Task prompt:
Transcribe the data that follows precisely, omitting nothing.
───── The records ─────
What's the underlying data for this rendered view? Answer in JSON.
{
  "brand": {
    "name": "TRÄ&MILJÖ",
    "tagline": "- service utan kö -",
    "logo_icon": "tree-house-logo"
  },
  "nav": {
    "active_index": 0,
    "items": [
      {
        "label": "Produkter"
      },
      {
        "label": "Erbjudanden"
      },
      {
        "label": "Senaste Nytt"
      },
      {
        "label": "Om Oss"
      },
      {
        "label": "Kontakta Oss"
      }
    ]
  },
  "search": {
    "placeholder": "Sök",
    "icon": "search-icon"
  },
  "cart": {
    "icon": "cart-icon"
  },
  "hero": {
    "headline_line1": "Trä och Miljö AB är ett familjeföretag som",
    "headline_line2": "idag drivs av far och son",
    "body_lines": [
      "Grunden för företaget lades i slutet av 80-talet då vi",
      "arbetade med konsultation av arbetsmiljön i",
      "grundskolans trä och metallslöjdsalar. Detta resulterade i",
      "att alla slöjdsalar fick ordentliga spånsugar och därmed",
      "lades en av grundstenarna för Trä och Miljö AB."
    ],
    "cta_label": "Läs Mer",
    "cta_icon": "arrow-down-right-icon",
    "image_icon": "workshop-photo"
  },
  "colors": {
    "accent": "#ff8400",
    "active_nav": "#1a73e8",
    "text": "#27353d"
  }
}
─────
Full answer:
What's the underlying data for this rendered view? Answer in JSON.
{
  "brand": {
    "name": "TRÄ&MILJÖ",
    "tagline": "- service utan kö -",
    "logo_icon": "tree-house-logo"
  },
  "nav": {
    "active_index": 0,
    "items": [
      {
        "label": "Produkter"
      },
      {
        "label": "Erbjudanden"
      },
      {
        "label": "Senaste Nytt"
      },
      {
        "label": "Om Oss"
      },
      {
        "label": "Kontakta Oss"
      }
    ]
  },
  "search": {
    "placeholder": "Sök",
    "icon": "search-icon"
  },
  "cart": {
    "icon": "cart-icon"
  },
  "hero": {
    "headline_line1": "Trä och Miljö AB är ett familjeföretag som",
    "headline_line2": "idag drivs av far och son",
    "body_lines": [
      "Grunden för företaget lades i slutet av 80-talet då vi",
      "arbetade med konsultation av arbetsmiljön i",
      "grundskolans trä och metallslöjdsalar. Detta resulterade i",
      "att alla slöjdsalar fick ordentliga spånsugar och därmed",
      "lades en av grundstenarna för Trä och Miljö AB."
    ],
    "cta_label": "Läs Mer",
    "cta_icon": "arrow-down-right-icon",
    "image_icon": "workshop-photo"
  },
  "colors": {
    "accent": "#ff8400",
    "active_nav": "#1a73e8",
    "text": "#27353d"
  }
}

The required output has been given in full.